# Requirements
Copy every record below, exactly as written.
[start]
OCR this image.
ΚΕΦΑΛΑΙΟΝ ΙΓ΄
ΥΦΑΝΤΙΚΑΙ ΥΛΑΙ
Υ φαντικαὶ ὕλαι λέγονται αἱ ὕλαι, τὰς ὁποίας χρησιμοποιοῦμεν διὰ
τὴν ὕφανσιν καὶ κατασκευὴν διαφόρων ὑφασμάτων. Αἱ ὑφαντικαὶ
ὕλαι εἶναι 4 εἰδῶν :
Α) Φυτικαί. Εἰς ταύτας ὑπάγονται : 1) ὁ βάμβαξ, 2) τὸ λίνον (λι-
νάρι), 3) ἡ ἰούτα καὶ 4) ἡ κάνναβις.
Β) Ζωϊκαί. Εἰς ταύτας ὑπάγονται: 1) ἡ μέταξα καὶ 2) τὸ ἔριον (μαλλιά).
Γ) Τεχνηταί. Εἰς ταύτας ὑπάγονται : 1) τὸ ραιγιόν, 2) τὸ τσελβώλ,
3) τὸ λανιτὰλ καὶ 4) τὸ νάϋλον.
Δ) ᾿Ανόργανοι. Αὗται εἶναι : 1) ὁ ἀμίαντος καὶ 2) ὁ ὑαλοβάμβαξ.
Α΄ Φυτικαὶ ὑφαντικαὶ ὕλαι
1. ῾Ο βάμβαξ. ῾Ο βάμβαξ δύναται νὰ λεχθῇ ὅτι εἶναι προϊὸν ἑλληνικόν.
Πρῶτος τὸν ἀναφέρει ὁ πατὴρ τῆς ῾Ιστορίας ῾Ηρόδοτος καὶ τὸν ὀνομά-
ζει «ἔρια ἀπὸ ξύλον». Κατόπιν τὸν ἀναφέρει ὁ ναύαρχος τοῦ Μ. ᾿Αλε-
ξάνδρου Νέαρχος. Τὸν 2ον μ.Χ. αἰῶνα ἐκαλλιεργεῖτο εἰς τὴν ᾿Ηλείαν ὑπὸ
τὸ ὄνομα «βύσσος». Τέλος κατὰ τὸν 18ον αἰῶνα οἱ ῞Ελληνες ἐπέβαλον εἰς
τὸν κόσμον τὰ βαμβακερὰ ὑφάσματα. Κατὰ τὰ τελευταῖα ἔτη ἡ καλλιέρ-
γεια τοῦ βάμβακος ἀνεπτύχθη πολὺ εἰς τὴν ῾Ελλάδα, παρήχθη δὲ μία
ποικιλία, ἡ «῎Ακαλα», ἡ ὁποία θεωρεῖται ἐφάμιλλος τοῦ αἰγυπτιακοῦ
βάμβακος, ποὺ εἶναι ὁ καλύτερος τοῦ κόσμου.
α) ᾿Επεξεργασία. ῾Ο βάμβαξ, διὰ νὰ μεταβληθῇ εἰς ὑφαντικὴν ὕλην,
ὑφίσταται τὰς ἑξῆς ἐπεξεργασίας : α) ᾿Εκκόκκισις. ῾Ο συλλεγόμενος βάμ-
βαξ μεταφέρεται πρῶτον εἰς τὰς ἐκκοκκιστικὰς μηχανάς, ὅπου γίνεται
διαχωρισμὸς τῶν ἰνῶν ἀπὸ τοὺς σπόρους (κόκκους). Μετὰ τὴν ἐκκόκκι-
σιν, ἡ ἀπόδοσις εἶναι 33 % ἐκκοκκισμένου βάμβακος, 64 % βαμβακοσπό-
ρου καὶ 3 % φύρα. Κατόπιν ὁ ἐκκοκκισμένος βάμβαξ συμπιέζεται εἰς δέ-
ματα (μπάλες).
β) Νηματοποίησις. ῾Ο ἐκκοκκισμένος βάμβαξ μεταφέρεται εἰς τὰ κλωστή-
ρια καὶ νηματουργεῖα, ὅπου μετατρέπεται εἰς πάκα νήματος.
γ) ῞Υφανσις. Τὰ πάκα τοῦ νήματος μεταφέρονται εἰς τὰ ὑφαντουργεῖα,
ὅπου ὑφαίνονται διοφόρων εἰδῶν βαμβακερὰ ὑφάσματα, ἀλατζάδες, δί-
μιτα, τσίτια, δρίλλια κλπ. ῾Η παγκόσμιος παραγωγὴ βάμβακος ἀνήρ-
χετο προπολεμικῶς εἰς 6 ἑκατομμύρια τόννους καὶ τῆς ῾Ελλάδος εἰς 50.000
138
[end]
# Answer for this exercise
OCR this image.
ΚΕΦΑΛΑΙΟΝ ΙΓ΄
ΥΦΑΝΤΙΚΑΙ ΥΛΑΙ
Υ φαντικαὶ ὕλαι λέγονται αἱ ὕλαι, τὰς ὁποίας χρησιμοποιοῦμεν διὰ
τὴν ὕφανσιν καὶ κατασκευὴν διαφόρων ὑφασμάτων. Αἱ ὑφαντικαὶ
ὕλαι εἶναι 4 εἰδῶν :
Α) Φυτικαί. Εἰς ταύτας ὑπάγονται : 1) ὁ βάμβαξ, 2) τὸ λίνον (λι-
νάρι), 3) ἡ ἰούτα καὶ 4) ἡ κάνναβις.
Β) Ζωϊκαί. Εἰς ταύτας ὑπάγονται: 1) ἡ μέταξα καὶ 2) τὸ ἔριον (μαλλιά).
Γ) Τεχνηταί. Εἰς ταύτας ὑπάγονται : 1) τὸ ραιγιόν, 2) τὸ τσελβώλ,
3) τὸ λανιτὰλ καὶ 4) τὸ νάϋλον.
Δ) ᾿Ανόργανοι. Αὗται εἶναι : 1) ὁ ἀμίαντος καὶ 2) ὁ ὑαλοβάμβαξ.
Α΄ Φυτικαὶ ὑφαντικαὶ ὕλαι
1. ῾Ο βάμβαξ. ῾Ο βάμβαξ δύναται νὰ λεχθῇ ὅτι εἶναι προϊὸν ἑλληνικόν.
Πρῶτος τὸν ἀναφέρει ὁ πατὴρ τῆς ῾Ιστορίας ῾Ηρόδοτος καὶ τὸν ὀνομά-
ζει «ἔρια ἀπὸ ξύλον». Κατόπιν τὸν ἀναφέρει ὁ ναύαρχος τοῦ Μ. ᾿Αλε-
ξάνδρου Νέαρχος. Τὸν 2ον μ.Χ. αἰῶνα ἐκαλλιεργεῖτο εἰς τὴν ᾿Ηλείαν ὑπὸ
τὸ ὄνομα «βύσσος». Τέλος κατὰ τὸν 18ον αἰῶνα οἱ ῞Ελληνες ἐπέβαλον εἰς
τὸν κόσμον τὰ βαμβακερὰ ὑφάσματα. Κατὰ τὰ τελευταῖα ἔτη ἡ καλλιέρ-
γεια τοῦ βάμβακος ἀνεπτύχθη πολὺ εἰς τὴν ῾Ελλάδα, παρήχθη δὲ μία
ποικιλία, ἡ «῎Ακαλα», ἡ ὁποία θεωρεῖται ἐφάμιλλος τοῦ αἰγυπτιακοῦ
βάμβακος, ποὺ εἶναι ὁ καλύτερος τοῦ κόσμου.
α) ᾿Επεξεργασία. ῾Ο βάμβαξ, διὰ νὰ μεταβληθῇ εἰς ὑφαντικὴν ὕλην,
ὑφίσταται τὰς ἑξῆς ἐπεξεργασίας : α) ᾿Εκκόκκισις. ῾Ο συλλεγόμενος βάμ-
βαξ μεταφέρεται πρῶτον εἰς τὰς ἐκκοκκιστικὰς μηχανάς, ὅπου γίνεται
διαχωρισμὸς τῶν ἰνῶν ἀπὸ τοὺς σπόρους (κόκκους). Μετὰ τὴν ἐκκόκκι-
σιν, ἡ ἀπόδοσις εἶναι 33 % ἐκκοκκισμένου βάμβακος, 64 % βαμβακοσπό-
ρου καὶ 3 % φύρα. Κατόπιν ὁ ἐκκοκκισμένος βάμβαξ συμπιέζεται εἰς δέ-
ματα (μπάλες).
β) Νηματοποίησις. ῾Ο ἐκκοκκισμένος βάμβαξ μεταφέρεται εἰς τὰ κλωστή-
ρια καὶ νηματουργεῖα, ὅπου μετατρέπεται εἰς πάκα νήματος.
γ) ῞Υφανσις. Τὰ πάκα τοῦ νήματος μεταφέρονται εἰς τὰ ὑφαντουργεῖα,
ὅπου ὑφαίνονται διοφόρων εἰδῶν βαμβακερὰ ὑφάσματα, ἀλατζάδες, δί-
μιτα, τσίτια, δρίλλια κλπ. ῾Η παγκόσμιος παραγωγὴ βάμβακος ἀνήρ-
χετο προπολεμικῶς εἰς 6 ἑκατομμύρια τόννους καὶ τῆς ῾Ελλάδος εἰς 50.000
138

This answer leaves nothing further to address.